What the task requires →
Pull out each line of the data below that contains the word "screenshot".

□ □ □ □

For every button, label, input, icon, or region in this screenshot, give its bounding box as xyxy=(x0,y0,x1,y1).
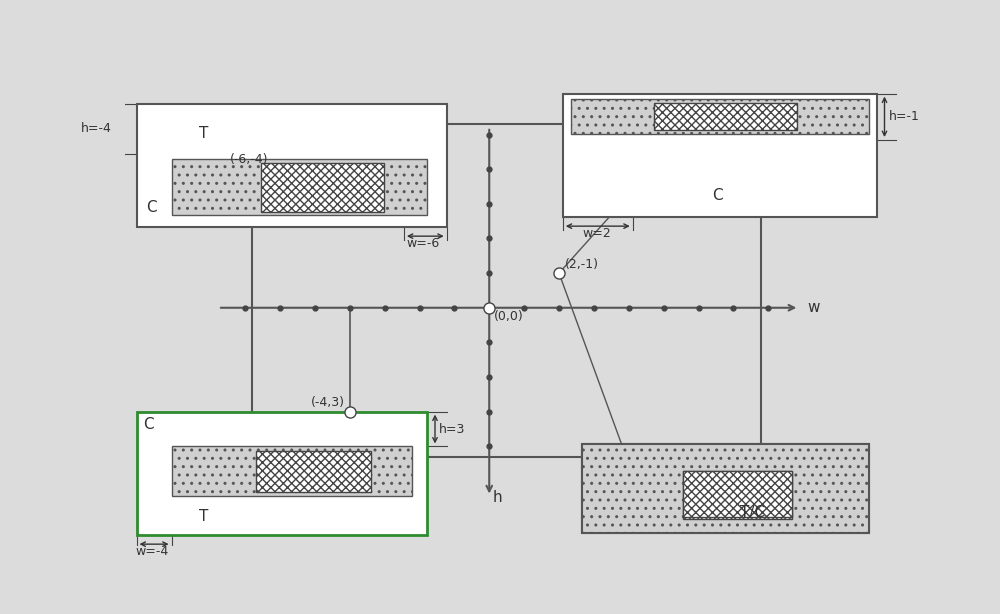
Text: w=2: w=2 xyxy=(582,227,611,240)
Text: C: C xyxy=(146,200,157,214)
Bar xyxy=(582,444,869,532)
Text: T: T xyxy=(199,509,208,524)
Bar xyxy=(256,451,371,492)
Text: h: h xyxy=(493,490,503,505)
Text: h=-4: h=-4 xyxy=(81,122,112,135)
Bar xyxy=(137,412,427,535)
Text: T/C: T/C xyxy=(740,505,765,520)
Text: w: w xyxy=(807,300,820,315)
Text: h=3: h=3 xyxy=(439,422,465,435)
Bar xyxy=(683,470,792,516)
Text: X: X xyxy=(576,196,589,215)
Bar xyxy=(261,163,384,211)
Text: C: C xyxy=(712,188,722,203)
Bar xyxy=(172,159,427,216)
Bar xyxy=(252,124,761,457)
Text: T: T xyxy=(574,116,584,131)
Bar xyxy=(172,446,412,496)
Text: h=-1: h=-1 xyxy=(888,111,919,123)
Bar xyxy=(683,470,792,519)
Text: (2,-1): (2,-1) xyxy=(565,258,599,271)
Bar xyxy=(137,104,447,227)
Text: (-4,3): (-4,3) xyxy=(311,395,345,408)
Text: T: T xyxy=(199,126,208,141)
Bar xyxy=(563,94,877,217)
Text: w=-4: w=-4 xyxy=(135,545,168,558)
Bar xyxy=(654,103,797,130)
Text: C: C xyxy=(143,417,153,432)
Text: (0,0): (0,0) xyxy=(494,310,524,323)
Text: (-6,-4): (-6,-4) xyxy=(230,153,268,166)
Text: w=-6: w=-6 xyxy=(406,237,440,250)
Bar xyxy=(582,444,869,532)
Bar xyxy=(571,99,869,134)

□ □ □ □

Output below →
For every button, label, input, icon, or region in this screenshot, give its bounding box as xyxy=(x0,y0,x1,y1).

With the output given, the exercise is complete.